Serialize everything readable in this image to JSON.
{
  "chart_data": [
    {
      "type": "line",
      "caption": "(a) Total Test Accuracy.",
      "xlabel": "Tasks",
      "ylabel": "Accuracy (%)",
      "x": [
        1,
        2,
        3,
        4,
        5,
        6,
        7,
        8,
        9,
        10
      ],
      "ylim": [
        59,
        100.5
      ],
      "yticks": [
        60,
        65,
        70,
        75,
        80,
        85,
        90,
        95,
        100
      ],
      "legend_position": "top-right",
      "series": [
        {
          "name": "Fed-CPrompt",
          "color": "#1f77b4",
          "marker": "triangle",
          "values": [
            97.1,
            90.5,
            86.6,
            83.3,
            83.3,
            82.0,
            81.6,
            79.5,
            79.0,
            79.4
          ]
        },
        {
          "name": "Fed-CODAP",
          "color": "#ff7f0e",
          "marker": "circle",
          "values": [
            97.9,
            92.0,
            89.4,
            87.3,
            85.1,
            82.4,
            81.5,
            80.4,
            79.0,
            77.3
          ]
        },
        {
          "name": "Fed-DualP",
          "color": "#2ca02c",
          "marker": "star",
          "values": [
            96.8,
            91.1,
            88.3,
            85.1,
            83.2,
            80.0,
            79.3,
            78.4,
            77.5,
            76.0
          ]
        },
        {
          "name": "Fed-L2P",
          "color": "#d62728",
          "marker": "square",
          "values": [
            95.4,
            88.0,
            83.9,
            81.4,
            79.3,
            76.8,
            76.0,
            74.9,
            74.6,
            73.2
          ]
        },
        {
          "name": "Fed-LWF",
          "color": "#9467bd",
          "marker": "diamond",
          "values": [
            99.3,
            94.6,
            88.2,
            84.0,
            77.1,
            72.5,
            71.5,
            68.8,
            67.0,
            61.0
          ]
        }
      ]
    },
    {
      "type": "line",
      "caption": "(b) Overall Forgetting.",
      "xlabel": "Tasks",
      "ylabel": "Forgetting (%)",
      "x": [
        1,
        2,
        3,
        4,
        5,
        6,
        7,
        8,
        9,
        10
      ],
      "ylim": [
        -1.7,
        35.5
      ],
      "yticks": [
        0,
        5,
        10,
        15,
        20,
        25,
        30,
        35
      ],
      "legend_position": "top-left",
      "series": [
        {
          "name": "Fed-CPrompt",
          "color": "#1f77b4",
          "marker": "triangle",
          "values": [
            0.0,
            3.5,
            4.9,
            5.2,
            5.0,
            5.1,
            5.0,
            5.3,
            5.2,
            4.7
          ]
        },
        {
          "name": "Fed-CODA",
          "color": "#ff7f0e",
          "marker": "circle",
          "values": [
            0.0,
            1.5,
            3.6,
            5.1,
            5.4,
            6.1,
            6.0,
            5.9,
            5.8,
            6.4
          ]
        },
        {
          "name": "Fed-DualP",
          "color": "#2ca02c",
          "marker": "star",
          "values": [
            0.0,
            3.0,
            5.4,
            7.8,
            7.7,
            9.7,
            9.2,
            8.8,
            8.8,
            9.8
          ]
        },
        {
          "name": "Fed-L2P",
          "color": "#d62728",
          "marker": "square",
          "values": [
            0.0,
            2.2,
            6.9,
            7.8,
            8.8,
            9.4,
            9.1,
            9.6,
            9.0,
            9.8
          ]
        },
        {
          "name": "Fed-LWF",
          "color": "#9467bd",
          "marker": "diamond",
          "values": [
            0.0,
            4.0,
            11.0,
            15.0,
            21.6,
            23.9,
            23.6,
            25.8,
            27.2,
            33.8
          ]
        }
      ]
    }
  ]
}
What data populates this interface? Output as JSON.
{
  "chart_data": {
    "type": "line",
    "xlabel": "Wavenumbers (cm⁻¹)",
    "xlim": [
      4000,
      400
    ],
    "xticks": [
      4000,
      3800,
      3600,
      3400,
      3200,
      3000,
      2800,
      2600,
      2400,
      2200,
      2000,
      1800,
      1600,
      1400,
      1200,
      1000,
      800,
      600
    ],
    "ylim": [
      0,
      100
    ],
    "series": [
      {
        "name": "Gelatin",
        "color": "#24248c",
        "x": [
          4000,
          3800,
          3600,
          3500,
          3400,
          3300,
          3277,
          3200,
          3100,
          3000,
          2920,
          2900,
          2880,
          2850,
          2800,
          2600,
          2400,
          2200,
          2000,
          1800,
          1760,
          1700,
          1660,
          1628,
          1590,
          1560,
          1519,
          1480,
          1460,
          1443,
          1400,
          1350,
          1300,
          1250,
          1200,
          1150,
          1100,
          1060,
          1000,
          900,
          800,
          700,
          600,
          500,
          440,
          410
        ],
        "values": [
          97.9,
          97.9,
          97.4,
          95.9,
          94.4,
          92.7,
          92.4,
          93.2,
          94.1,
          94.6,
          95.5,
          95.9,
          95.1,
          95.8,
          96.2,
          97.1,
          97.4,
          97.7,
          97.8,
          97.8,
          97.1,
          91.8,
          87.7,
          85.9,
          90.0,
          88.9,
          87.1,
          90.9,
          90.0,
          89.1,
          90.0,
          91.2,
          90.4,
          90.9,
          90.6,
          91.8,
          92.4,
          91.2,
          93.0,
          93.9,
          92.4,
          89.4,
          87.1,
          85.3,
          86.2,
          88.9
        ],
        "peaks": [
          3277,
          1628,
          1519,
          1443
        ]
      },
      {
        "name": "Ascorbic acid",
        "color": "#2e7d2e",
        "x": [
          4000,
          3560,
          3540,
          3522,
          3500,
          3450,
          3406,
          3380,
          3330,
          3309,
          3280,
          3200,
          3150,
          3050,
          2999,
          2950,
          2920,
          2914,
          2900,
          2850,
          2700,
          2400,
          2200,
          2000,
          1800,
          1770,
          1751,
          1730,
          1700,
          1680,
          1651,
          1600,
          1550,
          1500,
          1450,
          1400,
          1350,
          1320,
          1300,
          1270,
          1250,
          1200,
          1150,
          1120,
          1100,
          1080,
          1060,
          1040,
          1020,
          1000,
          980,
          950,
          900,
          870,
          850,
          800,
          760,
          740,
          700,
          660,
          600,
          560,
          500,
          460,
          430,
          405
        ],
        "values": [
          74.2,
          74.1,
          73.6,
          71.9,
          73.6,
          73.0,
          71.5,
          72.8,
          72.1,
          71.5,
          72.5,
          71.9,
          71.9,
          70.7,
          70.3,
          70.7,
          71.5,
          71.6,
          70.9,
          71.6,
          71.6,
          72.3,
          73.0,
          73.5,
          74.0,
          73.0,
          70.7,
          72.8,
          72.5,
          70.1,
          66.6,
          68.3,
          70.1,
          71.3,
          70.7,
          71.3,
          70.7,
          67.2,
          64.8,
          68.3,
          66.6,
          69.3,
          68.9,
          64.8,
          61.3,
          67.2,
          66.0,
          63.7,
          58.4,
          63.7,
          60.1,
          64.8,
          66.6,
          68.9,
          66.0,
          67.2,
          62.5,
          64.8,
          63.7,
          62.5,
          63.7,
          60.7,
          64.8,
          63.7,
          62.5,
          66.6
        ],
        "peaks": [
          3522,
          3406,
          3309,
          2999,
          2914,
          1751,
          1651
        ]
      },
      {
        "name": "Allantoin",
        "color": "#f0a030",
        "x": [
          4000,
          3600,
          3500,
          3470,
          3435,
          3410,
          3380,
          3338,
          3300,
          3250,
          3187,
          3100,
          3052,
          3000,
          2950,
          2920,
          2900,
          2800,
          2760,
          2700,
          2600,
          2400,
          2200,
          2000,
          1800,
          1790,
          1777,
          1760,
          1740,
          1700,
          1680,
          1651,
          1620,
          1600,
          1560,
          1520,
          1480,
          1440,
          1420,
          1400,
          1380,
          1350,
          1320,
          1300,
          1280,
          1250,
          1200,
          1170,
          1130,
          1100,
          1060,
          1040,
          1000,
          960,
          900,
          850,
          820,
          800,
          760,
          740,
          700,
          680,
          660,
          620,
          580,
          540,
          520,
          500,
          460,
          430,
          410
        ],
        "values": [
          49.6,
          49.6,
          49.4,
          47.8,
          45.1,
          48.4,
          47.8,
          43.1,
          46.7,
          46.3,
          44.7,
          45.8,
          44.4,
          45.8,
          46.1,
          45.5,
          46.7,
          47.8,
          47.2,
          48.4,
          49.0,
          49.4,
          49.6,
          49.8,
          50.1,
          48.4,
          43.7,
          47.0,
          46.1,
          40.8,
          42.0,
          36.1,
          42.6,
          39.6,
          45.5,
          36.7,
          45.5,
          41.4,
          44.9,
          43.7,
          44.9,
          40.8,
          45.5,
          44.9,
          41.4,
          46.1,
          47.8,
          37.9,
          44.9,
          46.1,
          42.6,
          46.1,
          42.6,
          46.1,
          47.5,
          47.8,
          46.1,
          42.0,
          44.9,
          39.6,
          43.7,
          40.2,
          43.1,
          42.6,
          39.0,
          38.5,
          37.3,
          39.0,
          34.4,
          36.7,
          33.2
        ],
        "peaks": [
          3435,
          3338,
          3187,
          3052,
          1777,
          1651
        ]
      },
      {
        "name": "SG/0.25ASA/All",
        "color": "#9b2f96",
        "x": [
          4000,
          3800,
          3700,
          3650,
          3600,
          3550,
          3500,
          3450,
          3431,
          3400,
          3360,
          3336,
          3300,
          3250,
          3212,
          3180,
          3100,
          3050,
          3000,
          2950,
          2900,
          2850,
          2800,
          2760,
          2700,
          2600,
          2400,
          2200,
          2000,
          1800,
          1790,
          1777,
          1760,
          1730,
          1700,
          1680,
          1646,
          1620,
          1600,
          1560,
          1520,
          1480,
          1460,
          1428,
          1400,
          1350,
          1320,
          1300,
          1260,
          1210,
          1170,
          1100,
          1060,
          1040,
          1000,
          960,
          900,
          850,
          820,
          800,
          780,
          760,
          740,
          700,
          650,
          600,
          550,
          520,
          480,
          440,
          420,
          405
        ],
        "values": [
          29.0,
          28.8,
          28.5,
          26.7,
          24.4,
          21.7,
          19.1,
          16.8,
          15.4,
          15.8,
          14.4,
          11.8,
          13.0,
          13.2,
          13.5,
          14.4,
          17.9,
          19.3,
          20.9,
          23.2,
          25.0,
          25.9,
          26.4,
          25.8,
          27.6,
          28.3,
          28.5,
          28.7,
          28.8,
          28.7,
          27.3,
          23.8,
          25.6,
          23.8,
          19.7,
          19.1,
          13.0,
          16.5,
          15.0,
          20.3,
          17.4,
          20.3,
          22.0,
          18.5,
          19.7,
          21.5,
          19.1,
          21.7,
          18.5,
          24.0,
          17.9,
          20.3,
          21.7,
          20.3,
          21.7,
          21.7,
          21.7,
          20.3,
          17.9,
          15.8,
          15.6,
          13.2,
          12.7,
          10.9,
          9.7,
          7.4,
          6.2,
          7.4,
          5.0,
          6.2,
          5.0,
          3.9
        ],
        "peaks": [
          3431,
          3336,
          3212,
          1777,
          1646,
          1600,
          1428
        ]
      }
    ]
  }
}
◆ ◆ ◆ ◆ ◆
Task prompt | Give only the number of lines in the records that include the word "ylabel".

Result | 2